• **Goal**:
Beneath this task is a listing; retype all of it exactly.

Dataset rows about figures

- - - - - - -

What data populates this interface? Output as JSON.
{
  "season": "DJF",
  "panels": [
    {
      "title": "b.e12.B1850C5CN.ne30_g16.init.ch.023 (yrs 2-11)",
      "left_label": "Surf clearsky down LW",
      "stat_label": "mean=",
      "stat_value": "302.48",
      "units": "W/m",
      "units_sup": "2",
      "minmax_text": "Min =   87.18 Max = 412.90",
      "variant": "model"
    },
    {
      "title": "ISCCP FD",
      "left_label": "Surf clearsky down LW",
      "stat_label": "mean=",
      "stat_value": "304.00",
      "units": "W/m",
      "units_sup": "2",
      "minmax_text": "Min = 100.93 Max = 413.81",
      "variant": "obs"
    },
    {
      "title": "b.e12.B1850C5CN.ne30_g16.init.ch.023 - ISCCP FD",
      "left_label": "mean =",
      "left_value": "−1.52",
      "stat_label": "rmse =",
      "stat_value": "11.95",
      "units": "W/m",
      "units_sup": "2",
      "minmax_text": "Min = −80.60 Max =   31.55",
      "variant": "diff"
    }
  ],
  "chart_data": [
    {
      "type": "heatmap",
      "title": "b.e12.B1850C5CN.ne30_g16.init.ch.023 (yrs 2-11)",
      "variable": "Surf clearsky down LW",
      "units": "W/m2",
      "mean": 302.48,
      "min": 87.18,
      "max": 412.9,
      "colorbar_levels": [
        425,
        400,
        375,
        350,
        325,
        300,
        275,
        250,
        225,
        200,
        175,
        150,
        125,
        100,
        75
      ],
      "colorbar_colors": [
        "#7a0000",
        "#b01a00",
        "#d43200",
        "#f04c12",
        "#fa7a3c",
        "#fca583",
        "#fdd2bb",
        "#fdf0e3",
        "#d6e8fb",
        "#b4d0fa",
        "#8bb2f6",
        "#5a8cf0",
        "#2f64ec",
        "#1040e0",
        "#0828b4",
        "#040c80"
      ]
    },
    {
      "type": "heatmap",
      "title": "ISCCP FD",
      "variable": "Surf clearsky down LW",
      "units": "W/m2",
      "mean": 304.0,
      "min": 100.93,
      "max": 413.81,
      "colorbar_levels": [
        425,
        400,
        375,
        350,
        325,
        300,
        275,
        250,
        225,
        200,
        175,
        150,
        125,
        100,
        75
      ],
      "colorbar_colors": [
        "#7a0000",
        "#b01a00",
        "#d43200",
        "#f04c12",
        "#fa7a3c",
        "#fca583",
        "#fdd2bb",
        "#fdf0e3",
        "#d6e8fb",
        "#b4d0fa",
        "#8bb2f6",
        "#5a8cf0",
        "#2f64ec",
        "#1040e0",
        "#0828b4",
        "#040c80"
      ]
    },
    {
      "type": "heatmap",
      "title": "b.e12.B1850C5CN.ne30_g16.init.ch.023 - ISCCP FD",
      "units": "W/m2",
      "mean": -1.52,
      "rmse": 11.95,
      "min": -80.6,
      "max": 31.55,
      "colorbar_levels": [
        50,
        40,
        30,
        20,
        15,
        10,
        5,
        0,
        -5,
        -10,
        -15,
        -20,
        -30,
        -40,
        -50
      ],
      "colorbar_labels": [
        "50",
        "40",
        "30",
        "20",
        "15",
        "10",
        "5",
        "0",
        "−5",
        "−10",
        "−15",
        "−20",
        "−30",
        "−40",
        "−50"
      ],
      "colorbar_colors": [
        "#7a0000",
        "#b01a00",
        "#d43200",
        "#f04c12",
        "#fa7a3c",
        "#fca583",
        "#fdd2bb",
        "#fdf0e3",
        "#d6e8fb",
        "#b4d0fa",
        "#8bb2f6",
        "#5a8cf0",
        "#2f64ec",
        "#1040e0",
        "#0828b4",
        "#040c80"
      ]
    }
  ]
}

- - - - - - -

• **Written answer**:
What data populates this interface? Output as JSON.
{
  "season": "DJF",
  "panels": [
    {
      "title": "b.e12.B1850C5CN.ne30_g16.init.ch.023 (yrs 2-11)",
      "left_label": "Surf clearsky down LW",
      "stat_label": "mean=",
      "stat_value": "302.48",
      "units": "W/m",
      "units_sup": "2",
      "minmax_text": "Min =   87.18 Max = 412.90",
      "variant": "model"
    },
    {
      "title": "ISCCP FD",
      "left_label": "Surf clearsky down LW",
      "stat_label": "mean=",
      "stat_value": "304.00",
      "units": "W/m",
      "units_sup": "2",
      "minmax_text": "Min = 100.93 Max = 413.81",
      "variant": "obs"
    },
    {
      "title": "b.e12.B1850C5CN.ne30_g16.init.ch.023 - ISCCP FD",
      "left_label": "mean =",
      "left_value": "−1.52",
      "stat_label": "rmse =",
      "stat_value": "11.95",
      "units": "W/m",
      "units_sup": "2",
      "minmax_text": "Min = −80.60 Max =   31.55",
      "variant": "diff"
    }
  ],
  "chart_data": [
    {
      "type": "heatmap",
      "title": "b.e12.B1850C5CN.ne30_g16.init.ch.023 (yrs 2-11)",
      "variable": "Surf clearsky down LW",
      "units": "W/m2",
      "mean": 302.48,
      "min": 87.18,
      "max": 412.9,
      "colorbar_levels": [
        425,
        400,
        375,
        350,
        325,
        300,
        275,
        250,
        225,
        200,
        175,
        150,
        125,
        100,
        75
      ],
      "colorbar_colors": [
        "#7a0000",
        "#b01a00",
        "#d43200",
        "#f04c12",
        "#fa7a3c",
        "#fca583",
        "#fdd2bb",
        "#fdf0e3",
        "#d6e8fb",
        "#b4d0fa",
        "#8bb2f6",
        "#5a8cf0",
        "#2f64ec",
        "#1040e0",
        "#0828b4",
        "#040c80"
      ]
    },
    {
      "type": "heatmap",
      "title": "ISCCP FD",
      "variable": "Surf clearsky down LW",
      "units": "W/m2",
      "mean": 304.0,
      "min": 100.93,
      "max": 413.81,
      "colorbar_levels": [
        425,
        400,
        375,
        350,
        325,
        300,
        275,
        250,
        225,
        200,
        175,
        150,
        125,
        100,
        75
      ],
      "colorbar_colors": [
        "#7a0000",
        "#b01a00",
        "#d43200",
        "#f04c12",
        "#fa7a3c",
        "#fca583",
        "#fdd2bb",
        "#fdf0e3",
        "#d6e8fb",
        "#b4d0fa",
        "#8bb2f6",
        "#5a8cf0",
        "#2f64ec",
        "#1040e0",
        "#0828b4",
        "#040c80"
      ]
    },
    {
      "type": "heatmap",
      "title": "b.e12.B1850C5CN.ne30_g16.init.ch.023 - ISCCP FD",
      "units": "W/m2",
      "mean": -1.52,
      "rmse": 11.95,
      "min": -80.6,
      "max": 31.55,
      "colorbar_levels": [
        50,
        40,
        30,
        20,
        15,
        10,
        5,
        0,
        -5,
        -10,
        -15,
        -20,
        -30,
        -40,
        -50
      ],
      "colorbar_labels": [
        "50",
        "40",
        "30",
        "20",
        "15",
        "10",
        "5",
        "0",
        "−5",
        "−10",
        "−15",
        "−20",
        "−30",
        "−40",
        "−50"
      ],
      "colorbar_colors": [
        "#7a0000",
        "#b01a00",
        "#d43200",
        "#f04c12",
        "#fa7a3c",
        "#fca583",
        "#fdd2bb",
        "#fdf0e3",
        "#d6e8fb",
        "#b4d0fa",
        "#8bb2f6",
        "#5a8cf0",
        "#2f64ec",
        "#1040e0",
        "#0828b4",
        "#040c80"
      ]
    }
  ]
}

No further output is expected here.